→ **Your instructions**
Skip the pictures and extract all of the lines exactly as written.

→ **Available data**
# # # #

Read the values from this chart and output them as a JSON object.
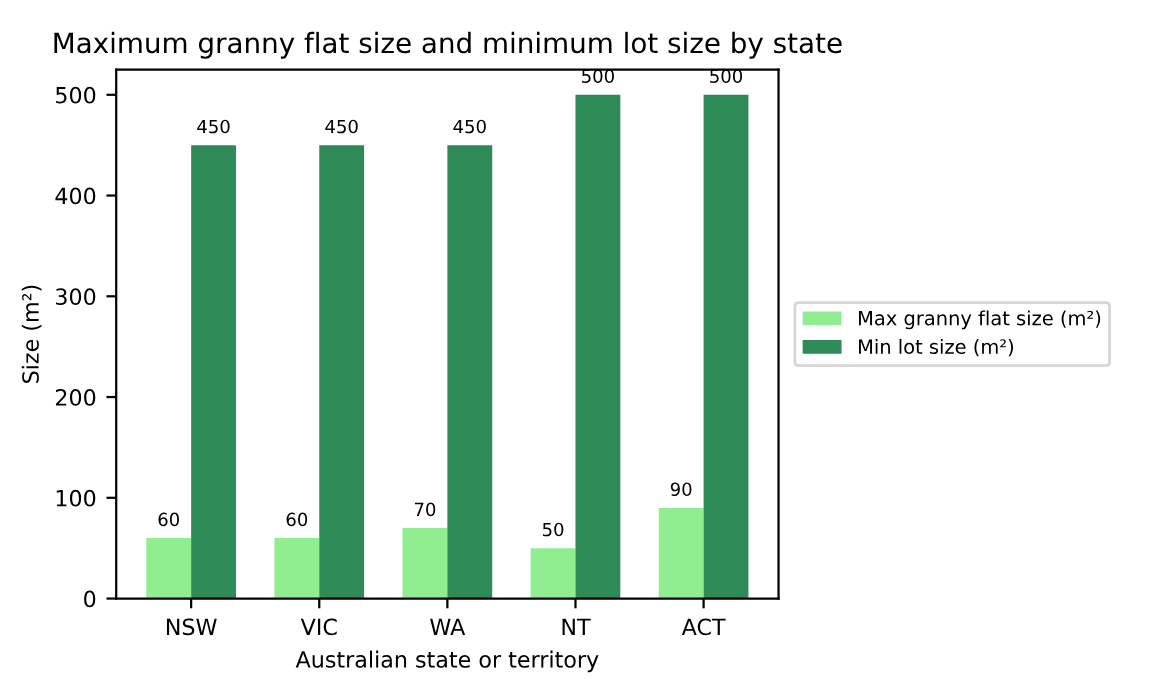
{
  "chart_data": {
    "type": "bar",
    "title": "Maximum granny flat size and minimum lot size by state",
    "xlabel": "Australian state or territory",
    "ylabel": "Size (m²)",
    "categories": [
      "NSW",
      "VIC",
      "WA",
      "NT",
      "ACT"
    ],
    "series": [
      {
        "name": "Max granny flat size (m²)",
        "color": "#90ee90",
        "values": [
          60,
          60,
          70,
          50,
          90
        ]
      },
      {
        "name": "Min lot size (m²)",
        "color": "#2e8b57",
        "values": [
          450,
          450,
          450,
          500,
          500
        ]
      }
    ],
    "ylim": [
      0,
      525
    ],
    "yticks": [
      0,
      100,
      200,
      300,
      400,
      500
    ],
    "data_labels": true,
    "legend": "right",
    "grid": false
  }
}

# # # #

→ **Solution to this problem**
Read the values from this chart and output them as a JSON object.
{
  "chart_data": {
    "type": "bar",
    "title": "Maximum granny flat size and minimum lot size by state",
    "xlabel": "Australian state or territory",
    "ylabel": "Size (m²)",
    "categories": [
      "NSW",
      "VIC",
      "WA",
      "NT",
      "ACT"
    ],
    "series": [
      {
        "name": "Max granny flat size (m²)",
        "color": "#90ee90",
        "values": [
          60,
          60,
          70,
          50,
          90
        ]
      },
      {
        "name": "Min lot size (m²)",
        "color": "#2e8b57",
        "values": [
          450,
          450,
          450,
          500,
          500
        ]
      }
    ],
    "ylim": [
      0,
      525
    ],
    "yticks": [
      0,
      100,
      200,
      300,
      400,
      500
    ],
    "data_labels": true,
    "legend": "right",
    "grid": false
  }
}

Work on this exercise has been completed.